DIRECTIONS | Transcribe the full listing exactly, and drop every picture.

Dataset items
'''

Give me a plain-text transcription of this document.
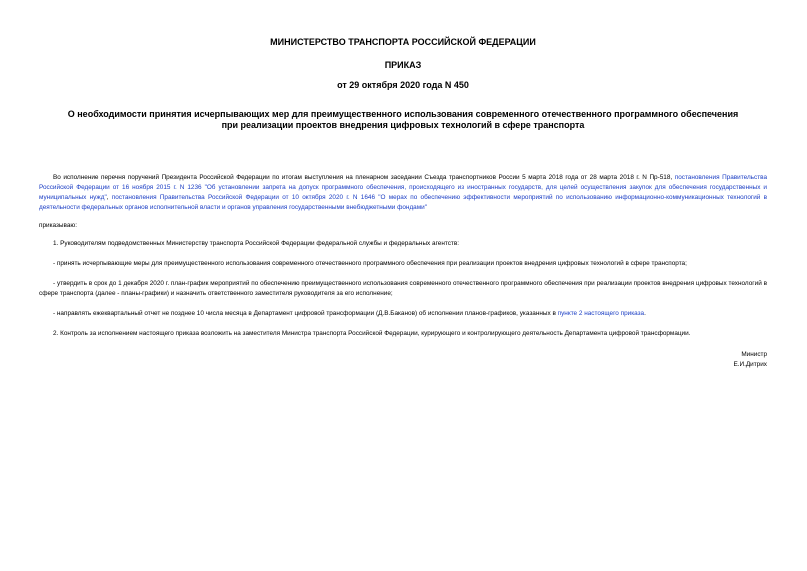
МИНИСТЕРСТВО ТРАНСПОРТА РОССИЙСКОЙ ФЕДЕРАЦИИ
ПРИКАЗ
от 29 октября 2020 года N 450
О необходимости принятия исчерпывающих мер для преимущественного использования современного отечественного программного обеспечения при реализации проектов внедрения цифровых технологий в сфере транспорта

Во исполнение перечня поручений Президента Российской Федерации по итогам выступления на пленарном заседании Съезда транспортников России 5 марта 2018 года от 28 марта 2018 г. N Пр-518, постановления Правительства Российской Федерации от 16 ноября 2015 г. N 1236 "Об установлении запрета на допуск программного обеспечения, происходящего из иностранных государств, для целей осуществления закупок для обеспечения государственных и муниципальных нужд", постановления Правительства Российской Федерации от 10 октября 2020 г. N 1646 "О мерах по обеспечению эффективности мероприятий по использованию информационно-коммуникационных технологий в деятельности федеральных органов исполнительной власти и органов управления государственными внебюджетными фондами"

приказываю:

1. Руководителям подведомственных Министерству транспорта Российской Федерации федеральной службы и федеральных агентств:

- принять исчерпывающие меры для преимущественного использования современного отечественного программного обеспечения при реализации проектов внедрения цифровых технологий в сфере транспорта;

- утвердить в срок до 1 декабря 2020 г. план-график мероприятий по обеспечению преимущественного использования современного отечественного программного обеспечения при реализации проектов внедрения цифровых технологий в сфере транспорта (далее - планы-графики) и назначить ответственного заместителя руководителя за его исполнение;

- направлять ежеквартальный отчет не позднее 10 числа месяца в Департамент цифровой трансформации (Д.В.Баканов) об исполнении планов-графиков, указанных в пункте 2 настоящего приказа.

2. Контроль за исполнением настоящего приказа возложить на заместителя Министра транспорта Российской Федерации, курирующего и контролирующего деятельность Департамента цифровой трансформации.

Министр
Е.И.Дитрих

'''

SOLUTION FOR THIS PROBLEM |
Give me a plain-text transcription of this document.
МИНИСТЕРСТВО ТРАНСПОРТА РОССИЙСКОЙ ФЕДЕРАЦИИ
ПРИКАЗ
от 29 октября 2020 года N 450
О необходимости принятия исчерпывающих мер для преимущественного использования современного отечественного программного обеспечения при реализации проектов внедрения цифровых технологий в сфере транспорта

Во исполнение перечня поручений Президента Российской Федерации по итогам выступления на пленарном заседании Съезда транспортников России 5 марта 2018 года от 28 марта 2018 г. N Пр-518, постановления Правительства Российской Федерации от 16 ноября 2015 г. N 1236 "Об установлении запрета на допуск программного обеспечения, происходящего из иностранных государств, для целей осуществления закупок для обеспечения государственных и муниципальных нужд", постановления Правительства Российской Федерации от 10 октября 2020 г. N 1646 "О мерах по обеспечению эффективности мероприятий по использованию информационно-коммуникационных технологий в деятельности федеральных органов исполнительной власти и органов управления государственными внебюджетными фондами"

приказываю:

1. Руководителям подведомственных Министерству транспорта Российской Федерации федеральной службы и федеральных агентств:

- принять исчерпывающие меры для преимущественного использования современного отечественного программного обеспечения при реализации проектов внедрения цифровых технологий в сфере транспорта;

- утвердить в срок до 1 декабря 2020 г. план-график мероприятий по обеспечению преимущественного использования современного отечественного программного обеспечения при реализации проектов внедрения цифровых технологий в сфере транспорта (далее - планы-графики) и назначить ответственного заместителя руководителя за его исполнение;

- направлять ежеквартальный отчет не позднее 10 числа месяца в Департамент цифровой трансформации (Д.В.Баканов) об исполнении планов-графиков, указанных в пункте 2 настоящего приказа.

2. Контроль за исполнением настоящего приказа возложить на заместителя Министра транспорта Российской Федерации, курирующего и контролирующего деятельность Департамента цифровой трансформации.

Министр
Е.И.Дитрих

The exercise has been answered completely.